[OBJECTIVE] Repeat every line of the listing below exactly, minus the pictures.

....

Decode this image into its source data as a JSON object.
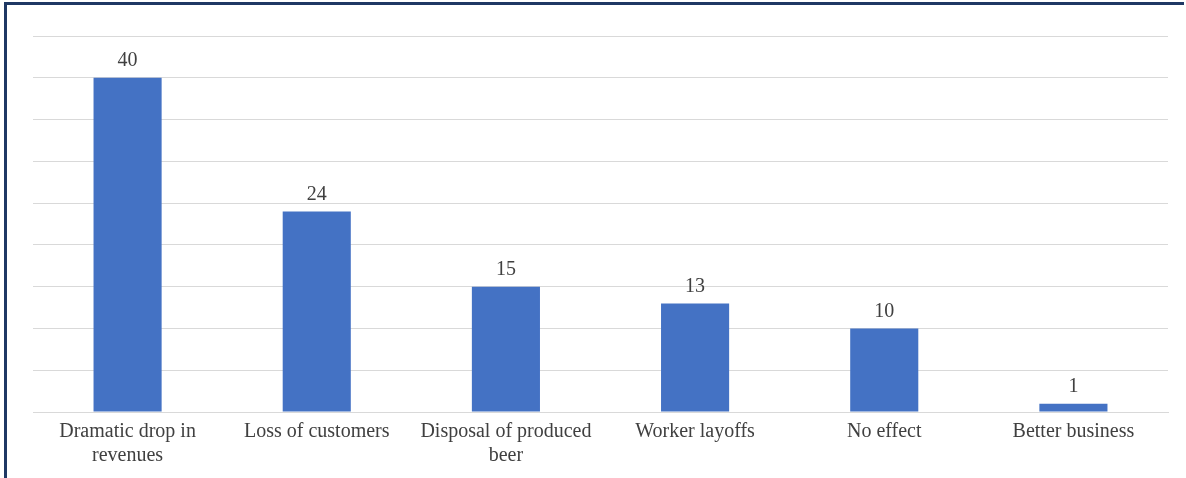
{
  "chart_data": {
    "type": "bar",
    "categories": [
      "Dramatic drop in revenues",
      "Loss of customers",
      "Disposal of produced beer",
      "Worker layoffs",
      "No effect",
      "Better business"
    ],
    "values": [
      40,
      24,
      15,
      13,
      10,
      1
    ],
    "color": "#4472c4",
    "ylim": [
      0,
      45
    ],
    "yticks": [
      {
        "value": 0,
        "label": null
      },
      {
        "value": 5,
        "label": null
      },
      {
        "value": 10,
        "label": null
      },
      {
        "value": 15,
        "label": null
      },
      {
        "value": 20,
        "label": null
      },
      {
        "value": 25,
        "label": null
      },
      {
        "value": 30,
        "label": null
      },
      {
        "value": 35,
        "label": null
      },
      {
        "value": 40,
        "label": null
      },
      {
        "value": 45,
        "label": null
      }
    ],
    "tick_labels": "x",
    "grid": "y",
    "data_labels": true,
    "legend": false
  }
}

....

[RESPONSE BELOW]
Decode this image into its source data as a JSON object.
{
  "chart_data": {
    "type": "bar",
    "categories": [
      "Dramatic drop in revenues",
      "Loss of customers",
      "Disposal of produced beer",
      "Worker layoffs",
      "No effect",
      "Better business"
    ],
    "values": [
      40,
      24,
      15,
      13,
      10,
      1
    ],
    "color": "#4472c4",
    "ylim": [
      0,
      45
    ],
    "yticks": [
      {
        "value": 0,
        "label": null
      },
      {
        "value": 5,
        "label": null
      },
      {
        "value": 10,
        "label": null
      },
      {
        "value": 15,
        "label": null
      },
      {
        "value": 20,
        "label": null
      },
      {
        "value": 25,
        "label": null
      },
      {
        "value": 30,
        "label": null
      },
      {
        "value": 35,
        "label": null
      },
      {
        "value": 40,
        "label": null
      },
      {
        "value": 45,
        "label": null
      }
    ],
    "tick_labels": "x",
    "grid": "y",
    "data_labels": true,
    "legend": false
  }
}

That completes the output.